Short task
Every record here should be printed again exactly.

Stored rows
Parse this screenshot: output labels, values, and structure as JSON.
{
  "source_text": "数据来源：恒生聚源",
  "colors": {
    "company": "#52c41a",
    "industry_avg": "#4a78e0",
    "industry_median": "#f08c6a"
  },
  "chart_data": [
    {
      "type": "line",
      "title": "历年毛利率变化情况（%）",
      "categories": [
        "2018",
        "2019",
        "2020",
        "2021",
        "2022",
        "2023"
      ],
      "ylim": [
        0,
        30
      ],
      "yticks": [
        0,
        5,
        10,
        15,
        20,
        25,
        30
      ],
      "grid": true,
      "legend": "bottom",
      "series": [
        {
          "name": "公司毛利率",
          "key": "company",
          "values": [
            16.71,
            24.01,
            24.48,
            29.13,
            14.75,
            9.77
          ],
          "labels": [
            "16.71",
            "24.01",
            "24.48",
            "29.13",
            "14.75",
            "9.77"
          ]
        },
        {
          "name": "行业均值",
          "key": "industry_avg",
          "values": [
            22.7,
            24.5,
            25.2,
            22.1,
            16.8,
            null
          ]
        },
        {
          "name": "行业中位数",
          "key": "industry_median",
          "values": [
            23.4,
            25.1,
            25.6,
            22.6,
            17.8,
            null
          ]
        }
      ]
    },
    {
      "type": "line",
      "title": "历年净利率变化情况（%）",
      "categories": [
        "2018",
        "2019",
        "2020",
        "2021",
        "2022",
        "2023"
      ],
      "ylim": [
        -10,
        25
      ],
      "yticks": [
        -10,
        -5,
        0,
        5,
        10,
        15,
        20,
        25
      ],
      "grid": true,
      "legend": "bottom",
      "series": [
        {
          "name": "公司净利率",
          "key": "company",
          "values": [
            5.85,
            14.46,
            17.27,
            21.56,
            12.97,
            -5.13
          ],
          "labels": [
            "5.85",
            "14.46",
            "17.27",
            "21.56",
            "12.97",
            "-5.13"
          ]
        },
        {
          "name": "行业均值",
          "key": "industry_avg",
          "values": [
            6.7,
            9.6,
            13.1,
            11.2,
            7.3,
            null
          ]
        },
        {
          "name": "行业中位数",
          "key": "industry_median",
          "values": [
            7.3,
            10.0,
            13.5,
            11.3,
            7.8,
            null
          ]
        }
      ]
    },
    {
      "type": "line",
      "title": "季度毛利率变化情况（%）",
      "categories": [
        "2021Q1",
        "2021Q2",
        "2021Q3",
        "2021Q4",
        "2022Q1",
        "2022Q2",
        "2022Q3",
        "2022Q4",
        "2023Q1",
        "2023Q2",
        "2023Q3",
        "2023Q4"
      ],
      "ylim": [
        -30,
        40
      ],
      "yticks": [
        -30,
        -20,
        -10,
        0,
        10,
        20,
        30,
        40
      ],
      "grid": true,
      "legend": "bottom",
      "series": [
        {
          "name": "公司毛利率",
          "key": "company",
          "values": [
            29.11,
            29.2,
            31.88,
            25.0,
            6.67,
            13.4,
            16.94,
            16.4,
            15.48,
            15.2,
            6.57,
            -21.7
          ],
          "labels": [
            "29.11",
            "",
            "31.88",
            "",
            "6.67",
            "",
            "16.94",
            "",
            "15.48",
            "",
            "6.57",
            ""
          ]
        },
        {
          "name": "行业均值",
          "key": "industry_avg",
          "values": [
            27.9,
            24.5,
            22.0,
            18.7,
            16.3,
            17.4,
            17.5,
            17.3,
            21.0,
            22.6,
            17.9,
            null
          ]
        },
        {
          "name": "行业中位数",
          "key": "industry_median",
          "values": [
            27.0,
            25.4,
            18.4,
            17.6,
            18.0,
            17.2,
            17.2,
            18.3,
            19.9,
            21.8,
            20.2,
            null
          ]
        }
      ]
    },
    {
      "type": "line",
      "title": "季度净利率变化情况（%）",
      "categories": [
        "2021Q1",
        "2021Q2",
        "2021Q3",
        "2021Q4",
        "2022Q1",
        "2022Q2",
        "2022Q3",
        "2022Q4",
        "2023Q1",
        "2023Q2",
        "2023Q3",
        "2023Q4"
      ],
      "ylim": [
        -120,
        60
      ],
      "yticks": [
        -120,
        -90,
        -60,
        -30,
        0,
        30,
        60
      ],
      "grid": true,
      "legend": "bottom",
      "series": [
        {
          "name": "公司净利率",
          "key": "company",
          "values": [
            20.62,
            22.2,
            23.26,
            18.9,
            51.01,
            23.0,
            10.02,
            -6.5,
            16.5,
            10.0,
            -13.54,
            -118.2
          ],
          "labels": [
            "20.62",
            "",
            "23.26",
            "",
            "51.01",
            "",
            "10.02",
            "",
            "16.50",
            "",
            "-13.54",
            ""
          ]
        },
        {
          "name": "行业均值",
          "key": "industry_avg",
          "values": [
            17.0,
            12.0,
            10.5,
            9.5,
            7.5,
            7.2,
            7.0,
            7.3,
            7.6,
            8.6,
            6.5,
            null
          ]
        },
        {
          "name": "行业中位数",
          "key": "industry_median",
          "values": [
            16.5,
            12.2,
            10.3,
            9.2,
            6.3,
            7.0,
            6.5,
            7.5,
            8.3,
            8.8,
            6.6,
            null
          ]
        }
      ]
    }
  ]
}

Result for this task
Parse this screenshot: output labels, values, and structure as JSON.
{
  "source_text": "数据来源：恒生聚源",
  "colors": {
    "company": "#52c41a",
    "industry_avg": "#4a78e0",
    "industry_median": "#f08c6a"
  },
  "chart_data": [
    {
      "type": "line",
      "title": "历年毛利率变化情况（%）",
      "categories": [
        "2018",
        "2019",
        "2020",
        "2021",
        "2022",
        "2023"
      ],
      "ylim": [
        0,
        30
      ],
      "yticks": [
        0,
        5,
        10,
        15,
        20,
        25,
        30
      ],
      "grid": true,
      "legend": "bottom",
      "series": [
        {
          "name": "公司毛利率",
          "key": "company",
          "values": [
            16.71,
            24.01,
            24.48,
            29.13,
            14.75,
            9.77
          ],
          "labels": [
            "16.71",
            "24.01",
            "24.48",
            "29.13",
            "14.75",
            "9.77"
          ]
        },
        {
          "name": "行业均值",
          "key": "industry_avg",
          "values": [
            22.7,
            24.5,
            25.2,
            22.1,
            16.8,
            null
          ]
        },
        {
          "name": "行业中位数",
          "key": "industry_median",
          "values": [
            23.4,
            25.1,
            25.6,
            22.6,
            17.8,
            null
          ]
        }
      ]
    },
    {
      "type": "line",
      "title": "历年净利率变化情况（%）",
      "categories": [
        "2018",
        "2019",
        "2020",
        "2021",
        "2022",
        "2023"
      ],
      "ylim": [
        -10,
        25
      ],
      "yticks": [
        -10,
        -5,
        0,
        5,
        10,
        15,
        20,
        25
      ],
      "grid": true,
      "legend": "bottom",
      "series": [
        {
          "name": "公司净利率",
          "key": "company",
          "values": [
            5.85,
            14.46,
            17.27,
            21.56,
            12.97,
            -5.13
          ],
          "labels": [
            "5.85",
            "14.46",
            "17.27",
            "21.56",
            "12.97",
            "-5.13"
          ]
        },
        {
          "name": "行业均值",
          "key": "industry_avg",
          "values": [
            6.7,
            9.6,
            13.1,
            11.2,
            7.3,
            null
          ]
        },
        {
          "name": "行业中位数",
          "key": "industry_median",
          "values": [
            7.3,
            10.0,
            13.5,
            11.3,
            7.8,
            null
          ]
        }
      ]
    },
    {
      "type": "line",
      "title": "季度毛利率变化情况（%）",
      "categories": [
        "2021Q1",
        "2021Q2",
        "2021Q3",
        "2021Q4",
        "2022Q1",
        "2022Q2",
        "2022Q3",
        "2022Q4",
        "2023Q1",
        "2023Q2",
        "2023Q3",
        "2023Q4"
      ],
      "ylim": [
        -30,
        40
      ],
      "yticks": [
        -30,
        -20,
        -10,
        0,
        10,
        20,
        30,
        40
      ],
      "grid": true,
      "legend": "bottom",
      "series": [
        {
          "name": "公司毛利率",
          "key": "company",
          "values": [
            29.11,
            29.2,
            31.88,
            25.0,
            6.67,
            13.4,
            16.94,
            16.4,
            15.48,
            15.2,
            6.57,
            -21.7
          ],
          "labels": [
            "29.11",
            "",
            "31.88",
            "",
            "6.67",
            "",
            "16.94",
            "",
            "15.48",
            "",
            "6.57",
            ""
          ]
        },
        {
          "name": "行业均值",
          "key": "industry_avg",
          "values": [
            27.9,
            24.5,
            22.0,
            18.7,
            16.3,
            17.4,
            17.5,
            17.3,
            21.0,
            22.6,
            17.9,
            null
          ]
        },
        {
          "name": "行业中位数",
          "key": "industry_median",
          "values": [
            27.0,
            25.4,
            18.4,
            17.6,
            18.0,
            17.2,
            17.2,
            18.3,
            19.9,
            21.8,
            20.2,
            null
          ]
        }
      ]
    },
    {
      "type": "line",
      "title": "季度净利率变化情况（%）",
      "categories": [
        "2021Q1",
        "2021Q2",
        "2021Q3",
        "2021Q4",
        "2022Q1",
        "2022Q2",
        "2022Q3",
        "2022Q4",
        "2023Q1",
        "2023Q2",
        "2023Q3",
        "2023Q4"
      ],
      "ylim": [
        -120,
        60
      ],
      "yticks": [
        -120,
        -90,
        -60,
        -30,
        0,
        30,
        60
      ],
      "grid": true,
      "legend": "bottom",
      "series": [
        {
          "name": "公司净利率",
          "key": "company",
          "values": [
            20.62,
            22.2,
            23.26,
            18.9,
            51.01,
            23.0,
            10.02,
            -6.5,
            16.5,
            10.0,
            -13.54,
            -118.2
          ],
          "labels": [
            "20.62",
            "",
            "23.26",
            "",
            "51.01",
            "",
            "10.02",
            "",
            "16.50",
            "",
            "-13.54",
            ""
          ]
        },
        {
          "name": "行业均值",
          "key": "industry_avg",
          "values": [
            17.0,
            12.0,
            10.5,
            9.5,
            7.5,
            7.2,
            7.0,
            7.3,
            7.6,
            8.6,
            6.5,
            null
          ]
        },
        {
          "name": "行业中位数",
          "key": "industry_median",
          "values": [
            16.5,
            12.2,
            10.3,
            9.2,
            6.3,
            7.0,
            6.5,
            7.5,
            8.3,
            8.8,
            6.6,
            null
          ]
        }
      ]
    }
  ]
}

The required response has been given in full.